**Direction:** Quote each record exactly, please, leaving none out.

[Supplied material start]

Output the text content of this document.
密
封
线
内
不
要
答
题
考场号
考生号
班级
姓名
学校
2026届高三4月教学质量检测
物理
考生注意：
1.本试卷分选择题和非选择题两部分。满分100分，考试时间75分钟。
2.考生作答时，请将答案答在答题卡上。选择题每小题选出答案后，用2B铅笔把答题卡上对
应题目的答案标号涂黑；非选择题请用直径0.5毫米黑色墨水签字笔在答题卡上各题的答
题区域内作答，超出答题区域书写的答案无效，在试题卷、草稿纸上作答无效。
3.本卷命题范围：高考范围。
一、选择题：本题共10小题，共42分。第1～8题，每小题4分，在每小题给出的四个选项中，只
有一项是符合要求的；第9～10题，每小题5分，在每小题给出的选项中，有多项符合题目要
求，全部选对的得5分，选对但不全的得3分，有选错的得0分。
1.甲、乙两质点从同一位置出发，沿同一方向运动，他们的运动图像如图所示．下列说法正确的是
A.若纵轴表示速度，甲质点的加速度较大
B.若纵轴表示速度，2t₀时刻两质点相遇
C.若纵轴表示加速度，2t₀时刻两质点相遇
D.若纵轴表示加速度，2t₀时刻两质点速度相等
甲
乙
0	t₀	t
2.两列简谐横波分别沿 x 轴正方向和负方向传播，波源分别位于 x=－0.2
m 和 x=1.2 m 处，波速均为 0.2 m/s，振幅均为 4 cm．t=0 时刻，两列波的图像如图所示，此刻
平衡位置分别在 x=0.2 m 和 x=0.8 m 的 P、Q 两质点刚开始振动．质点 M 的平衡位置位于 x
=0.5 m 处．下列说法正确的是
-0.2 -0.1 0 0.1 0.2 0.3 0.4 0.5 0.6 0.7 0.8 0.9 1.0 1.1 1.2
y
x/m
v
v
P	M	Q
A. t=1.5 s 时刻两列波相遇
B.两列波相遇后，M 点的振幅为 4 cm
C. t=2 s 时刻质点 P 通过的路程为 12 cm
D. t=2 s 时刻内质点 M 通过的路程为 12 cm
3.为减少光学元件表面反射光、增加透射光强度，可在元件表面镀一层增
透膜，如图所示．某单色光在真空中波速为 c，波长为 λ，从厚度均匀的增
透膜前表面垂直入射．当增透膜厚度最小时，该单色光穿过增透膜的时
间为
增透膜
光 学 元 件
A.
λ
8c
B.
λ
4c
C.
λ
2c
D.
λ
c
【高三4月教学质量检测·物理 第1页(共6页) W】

[Supplied material end]

**The reply:**
Output the text content of this document.
密
封
线
内
不
要
答
题
考场号
考生号
班级
姓名
学校
2026届高三4月教学质量检测
物理
考生注意：
1.本试卷分选择题和非选择题两部分。满分100分，考试时间75分钟。
2.考生作答时，请将答案答在答题卡上。选择题每小题选出答案后，用2B铅笔把答题卡上对
应题目的答案标号涂黑；非选择题请用直径0.5毫米黑色墨水签字笔在答题卡上各题的答
题区域内作答，超出答题区域书写的答案无效，在试题卷、草稿纸上作答无效。
3.本卷命题范围：高考范围。
一、选择题：本题共10小题，共42分。第1～8题，每小题4分，在每小题给出的四个选项中，只
有一项是符合要求的；第9～10题，每小题5分，在每小题给出的选项中，有多项符合题目要
求，全部选对的得5分，选对但不全的得3分，有选错的得0分。
1.甲、乙两质点从同一位置出发，沿同一方向运动，他们的运动图像如图所示．下列说法正确的是
A.若纵轴表示速度，甲质点的加速度较大
B.若纵轴表示速度，2t₀时刻两质点相遇
C.若纵轴表示加速度，2t₀时刻两质点相遇
D.若纵轴表示加速度，2t₀时刻两质点速度相等
甲
乙
0	t₀	t
2.两列简谐横波分别沿 x 轴正方向和负方向传播，波源分别位于 x=－0.2
m 和 x=1.2 m 处，波速均为 0.2 m/s，振幅均为 4 cm．t=0 时刻，两列波的图像如图所示，此刻
平衡位置分别在 x=0.2 m 和 x=0.8 m 的 P、Q 两质点刚开始振动．质点 M 的平衡位置位于 x
=0.5 m 处．下列说法正确的是
-0.2 -0.1 0 0.1 0.2 0.3 0.4 0.5 0.6 0.7 0.8 0.9 1.0 1.1 1.2
y
x/m
v
v
P	M	Q
A. t=1.5 s 时刻两列波相遇
B.两列波相遇后，M 点的振幅为 4 cm
C. t=2 s 时刻质点 P 通过的路程为 12 cm
D. t=2 s 时刻内质点 M 通过的路程为 12 cm
3.为减少光学元件表面反射光、增加透射光强度，可在元件表面镀一层增
透膜，如图所示．某单色光在真空中波速为 c，波长为 λ，从厚度均匀的增
透膜前表面垂直入射．当增透膜厚度最小时，该单色光穿过增透膜的时
间为
增透膜
光 学 元 件
A.
λ
8c
B.
λ
4c
C.
λ
2c
D.
λ
c
【高三4月教学质量检测·物理 第1页(共6页) W】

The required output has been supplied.